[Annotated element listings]
◇ ◇ ◇ ◇ ◇

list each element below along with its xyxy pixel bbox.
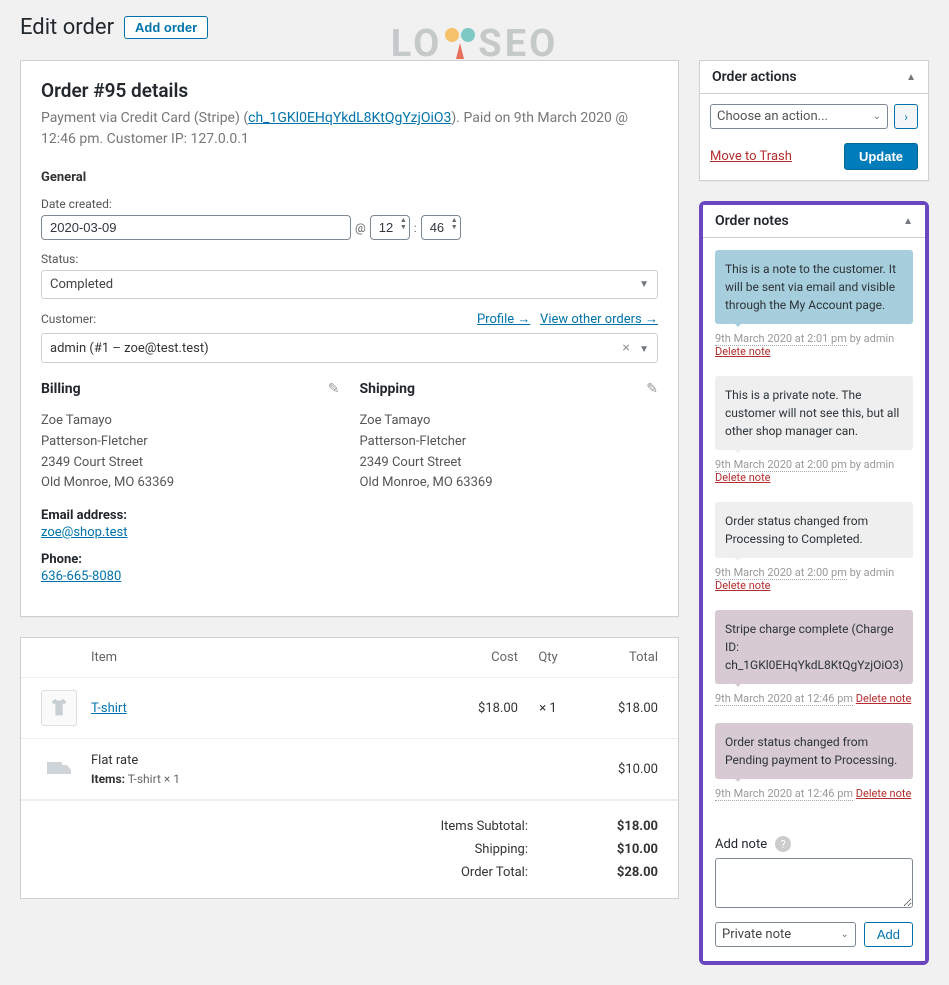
edit-billing-icon[interactable]: ✎: [328, 381, 340, 397]
note-meta: 9th March 2020 at 12:46 pm Delete note: [715, 692, 913, 705]
note-textarea[interactable]: [715, 858, 913, 908]
page-title: Edit order: [20, 15, 114, 40]
shipping-method: Flat rate: [91, 753, 448, 768]
hour-spinner[interactable]: ▲▼: [400, 217, 407, 231]
date-created-label: Date created:: [41, 197, 658, 211]
move-to-trash-link[interactable]: Move to Trash: [710, 149, 792, 164]
general-heading: General: [41, 170, 658, 185]
note-timestamp: 9th March 2020 at 2:00 pm: [715, 566, 847, 580]
note-meta: 9th March 2020 at 2:00 pm by admin Delet…: [715, 566, 913, 592]
add-note-button[interactable]: Add: [864, 922, 913, 947]
note-timestamp: 9th March 2020 at 12:46 pm: [715, 692, 853, 706]
chevron-down-icon: ⌄: [840, 929, 848, 940]
delete-note-link[interactable]: Delete note: [856, 692, 912, 705]
update-button[interactable]: Update: [844, 143, 918, 170]
shipping-address: Zoe Tamayo Patterson-Fletcher 2349 Court…: [360, 411, 659, 494]
note-timestamp: 9th March 2020 at 2:01 pm: [715, 332, 847, 346]
col-qty: Qty: [518, 650, 578, 665]
delete-note-link[interactable]: Delete note: [715, 579, 771, 592]
order-details-panel: Order #95 details Payment via Credit Car…: [20, 60, 679, 617]
collapse-toggle-icon[interactable]: ▲: [906, 72, 916, 83]
help-icon[interactable]: ?: [775, 836, 791, 852]
billing-email-link[interactable]: zoe@shop.test: [41, 525, 127, 540]
edit-shipping-icon[interactable]: ✎: [646, 381, 658, 397]
note-meta: 9th March 2020 at 2:00 pm by admin Delet…: [715, 458, 913, 484]
status-label: Status:: [41, 252, 658, 266]
phone-label: Phone:: [41, 552, 340, 567]
delete-note-link[interactable]: Delete note: [856, 787, 912, 800]
shipping-heading: Shipping: [360, 381, 659, 397]
run-action-button[interactable]: ›: [894, 104, 918, 129]
order-actions-heading: Order actions: [712, 69, 797, 85]
delete-note-link[interactable]: Delete note: [715, 471, 771, 484]
table-row: Flat rate Items: T-shirt × 1 $10.00: [21, 739, 678, 800]
note-timestamp: 9th March 2020 at 12:46 pm: [715, 787, 853, 801]
profile-link[interactable]: Profile →: [477, 312, 530, 327]
clear-customer-icon[interactable]: ×: [622, 340, 629, 356]
order-note: Stripe charge complete (Charge ID: ch_1G…: [715, 610, 913, 684]
order-payment-info: Payment via Credit Card (Stripe) (ch_1GK…: [41, 108, 658, 150]
product-link[interactable]: T-shirt: [91, 701, 127, 716]
add-note-label: Add note: [715, 837, 767, 852]
order-note: This is a private note. The customer wil…: [715, 376, 913, 450]
status-select[interactable]: Completed ▼: [41, 270, 658, 299]
col-total: Total: [578, 650, 658, 665]
order-note: This is a note to the customer. It will …: [715, 250, 913, 324]
collapse-toggle-icon[interactable]: ▲: [903, 216, 913, 227]
billing-phone-link[interactable]: 636-665-8080: [41, 569, 121, 584]
order-items-panel: Item Cost Qty Total T-shirt $18.00 × 1 $…: [20, 637, 679, 899]
chevron-down-icon: ▼: [639, 279, 649, 290]
customer-select[interactable]: admin (#1 – zoe@test.test) × ▼: [41, 333, 658, 363]
note-meta: 9th March 2020 at 12:46 pm Delete note: [715, 787, 913, 800]
note-type-select[interactable]: Private note ⌄: [715, 922, 856, 947]
billing-heading: Billing: [41, 381, 340, 397]
email-label: Email address:: [41, 508, 340, 523]
stripe-charge-link[interactable]: ch_1GKl0EHqYkdL8KtQgYzjOiO3: [248, 110, 451, 126]
table-row: T-shirt $18.00 × 1 $18.00: [21, 678, 678, 739]
col-cost: Cost: [448, 650, 518, 665]
order-note: Order status changed from Pending paymen…: [715, 723, 913, 779]
minute-spinner[interactable]: ▲▼: [451, 217, 458, 231]
customer-label: Customer:: [41, 312, 96, 326]
order-note: Order status changed from Processing to …: [715, 502, 913, 558]
shipping-icon: [41, 751, 77, 787]
chevron-down-icon[interactable]: ▼: [639, 344, 649, 355]
delete-note-link[interactable]: Delete note: [715, 345, 771, 358]
date-created-input[interactable]: [41, 215, 351, 240]
billing-address: Zoe Tamayo Patterson-Fletcher 2349 Court…: [41, 411, 340, 494]
order-title: Order #95 details: [41, 79, 658, 102]
col-item: Item: [91, 650, 448, 665]
order-action-select[interactable]: Choose an action... ⌄: [710, 104, 888, 129]
product-thumbnail: [41, 690, 77, 726]
note-timestamp: 9th March 2020 at 2:00 pm: [715, 458, 847, 472]
order-notes-heading: Order notes: [715, 213, 789, 229]
note-meta: 9th March 2020 at 2:01 pm by admin Delet…: [715, 332, 913, 358]
chevron-down-icon: ⌄: [873, 111, 881, 122]
order-actions-panel: Order actions ▲ Choose an action... ⌄ › …: [699, 60, 929, 181]
add-order-button[interactable]: Add order: [124, 16, 208, 39]
view-other-orders-link[interactable]: View other orders →: [540, 312, 658, 327]
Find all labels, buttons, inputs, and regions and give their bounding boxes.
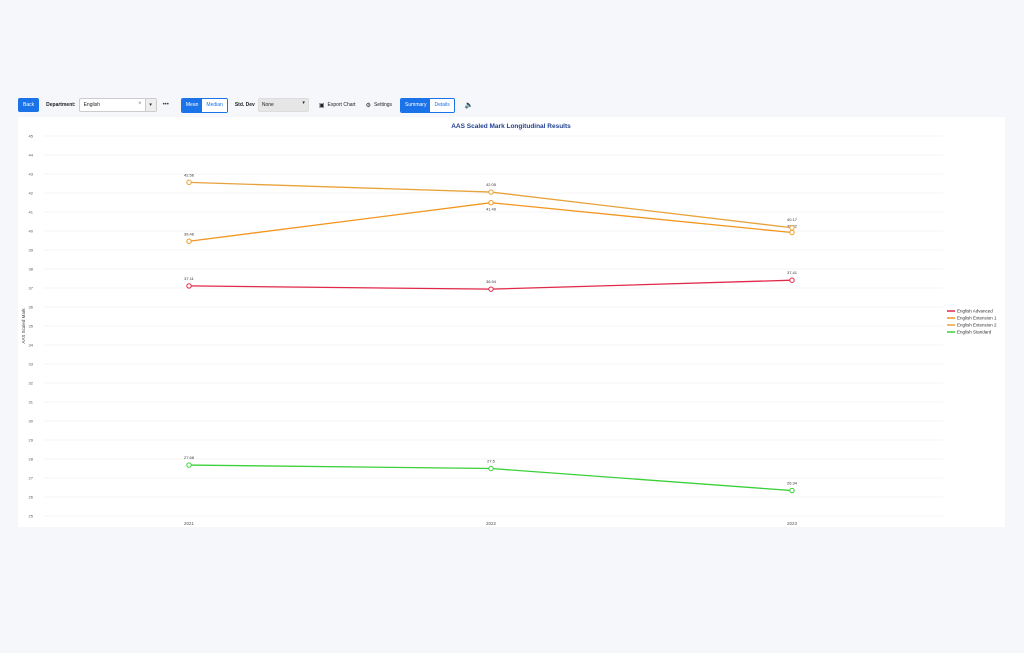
data-label: 27.68 bbox=[184, 455, 195, 460]
line-chart: AAS Scaled Mark Longitudinal Results 25 26… bbox=[21, 123, 997, 526]
gear-icon: ⚙ bbox=[365, 102, 371, 109]
back-button[interactable]: Back bbox=[18, 98, 40, 112]
y-tick-label: 28 bbox=[29, 457, 34, 462]
y-tick-label: 35 bbox=[29, 324, 34, 329]
statistic-toggle: Mean Median bbox=[180, 97, 228, 113]
y-tick-label: 36 bbox=[29, 305, 34, 310]
clear-icon[interactable]: × bbox=[138, 101, 142, 107]
y-tick-label: 27 bbox=[29, 476, 34, 481]
y-tick-label: 31 bbox=[29, 400, 34, 405]
legend-label: English Advanced bbox=[957, 309, 993, 314]
y-tick-label: 34 bbox=[29, 343, 34, 348]
toolbar: Back Department: English × ▾ ••• Mean Me… bbox=[18, 97, 473, 113]
y-axis-label: AAS Scaled Mark bbox=[21, 308, 26, 344]
more-options-icon[interactable]: ••• bbox=[163, 102, 169, 108]
data-point bbox=[186, 238, 192, 244]
y-tick-label: 32 bbox=[29, 381, 34, 386]
data-label: 42.05 bbox=[486, 182, 497, 187]
y-tick-label: 42 bbox=[29, 191, 34, 196]
data-point bbox=[789, 229, 795, 236]
stddev-label: Std. Dev bbox=[234, 102, 255, 108]
data-point bbox=[186, 462, 192, 468]
data-point bbox=[488, 465, 494, 472]
stddev-select[interactable]: None ▾ bbox=[257, 98, 309, 112]
department-value: English bbox=[83, 102, 100, 108]
x-tick-label: 2021 bbox=[184, 521, 195, 526]
data-label: 42.56 bbox=[184, 172, 195, 177]
x-tick-label: 2022 bbox=[486, 521, 497, 526]
chart-panel: AAS Scaled Mark Longitudinal Results 25 26… bbox=[18, 117, 1005, 527]
data-label: 40.17 bbox=[787, 217, 798, 222]
export-chart-button[interactable]: ▣ Export Chart bbox=[319, 102, 356, 109]
data-point bbox=[186, 283, 192, 289]
y-tick-label: 45 bbox=[29, 134, 34, 139]
y-tick-label: 43 bbox=[29, 172, 34, 177]
x-tick-label: 2023 bbox=[787, 521, 798, 526]
legend-label: English Standard bbox=[957, 330, 992, 335]
data-label: 37.41 bbox=[787, 270, 798, 275]
y-tick-label: 33 bbox=[29, 362, 34, 367]
settings-button[interactable]: ⚙ Settings bbox=[366, 102, 392, 109]
data-point bbox=[488, 286, 494, 292]
data-label: 41.49 bbox=[486, 207, 497, 212]
y-tick-label: 44 bbox=[29, 153, 34, 158]
stddev-value: None bbox=[261, 102, 274, 108]
y-tick-label: 25 bbox=[29, 514, 34, 519]
department-select[interactable]: English × ▾ bbox=[78, 98, 157, 112]
data-point bbox=[789, 487, 795, 494]
settings-label: Settings bbox=[373, 102, 393, 108]
data-point bbox=[789, 277, 795, 283]
chevron-down-icon: ▾ bbox=[302, 100, 305, 106]
y-tick-label: 29 bbox=[29, 438, 34, 443]
view-toggle: Summary Details bbox=[400, 97, 455, 113]
legend-label: English Extension 1 bbox=[957, 316, 997, 321]
department-label: Department: bbox=[46, 102, 76, 108]
legend-label: English Extension 2 bbox=[957, 323, 997, 328]
y-tick-label: 41 bbox=[29, 210, 34, 215]
data-point bbox=[488, 199, 494, 206]
image-icon: ▣ bbox=[318, 102, 325, 109]
median-button[interactable]: Median bbox=[202, 98, 227, 112]
y-tick-label: 40 bbox=[29, 229, 34, 234]
y-tick-label: 26 bbox=[29, 495, 34, 500]
details-button[interactable]: Details bbox=[430, 98, 454, 112]
data-label: 27.5 bbox=[487, 459, 496, 464]
summary-button[interactable]: Summary bbox=[401, 98, 431, 112]
data-label: 39.46 bbox=[184, 231, 195, 236]
y-tick-label: 37 bbox=[29, 286, 34, 291]
data-point bbox=[186, 179, 192, 186]
mean-button[interactable]: Mean bbox=[181, 98, 203, 112]
speaker-icon[interactable]: 🔈 bbox=[465, 101, 474, 109]
data-label: 26.34 bbox=[787, 481, 798, 486]
y-tick-label: 30 bbox=[29, 419, 34, 424]
y-tick-label: 39 bbox=[29, 248, 34, 253]
data-label: 36.94 bbox=[486, 279, 497, 284]
export-chart-label: Export Chart bbox=[327, 102, 356, 108]
chart-title: AAS Scaled Mark Longitudinal Results bbox=[451, 123, 571, 130]
chevron-down-icon[interactable]: ▾ bbox=[144, 99, 156, 111]
data-label: 37.11 bbox=[184, 276, 194, 281]
data-point bbox=[789, 225, 795, 231]
data-point bbox=[488, 189, 494, 195]
y-tick-label: 38 bbox=[29, 267, 34, 272]
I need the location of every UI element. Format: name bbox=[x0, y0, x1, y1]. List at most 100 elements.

◇ ◇ ◇ ◇ ◇

Retype the lines of the data starting at the line that contains "edit-billing-icon[interactable]: ✎: [328, 381, 340, 397]" and ending after the line that contains "note-timestamp: 9th March 2020 at 12:46 pm: [715, 692, 853, 706]".

edit-billing-icon[interactable]: ✎: [328, 381, 340, 397]
note-meta: 9th March 2020 at 12:46 pm Delete note: [715, 692, 913, 705]
note-textarea[interactable]: [715, 858, 913, 908]
page-title: Edit order: [20, 15, 114, 40]
shipping-method: Flat rate: [91, 753, 448, 768]
hour-spinner[interactable]: ▲▼: [400, 217, 407, 231]
date-created-label: Date created:: [41, 197, 658, 211]
move-to-trash-link[interactable]: Move to Trash: [710, 149, 792, 164]
general-heading: General: [41, 170, 658, 185]
note-timestamp: 9th March 2020 at 2:00 pm: [715, 566, 847, 580]
note-meta: 9th March 2020 at 2:00 pm by admin Delet…: [715, 566, 913, 592]
add-note-button[interactable]: Add: [864, 922, 913, 947]
note-timestamp: 9th March 2020 at 12:46 pm: [715, 692, 853, 706]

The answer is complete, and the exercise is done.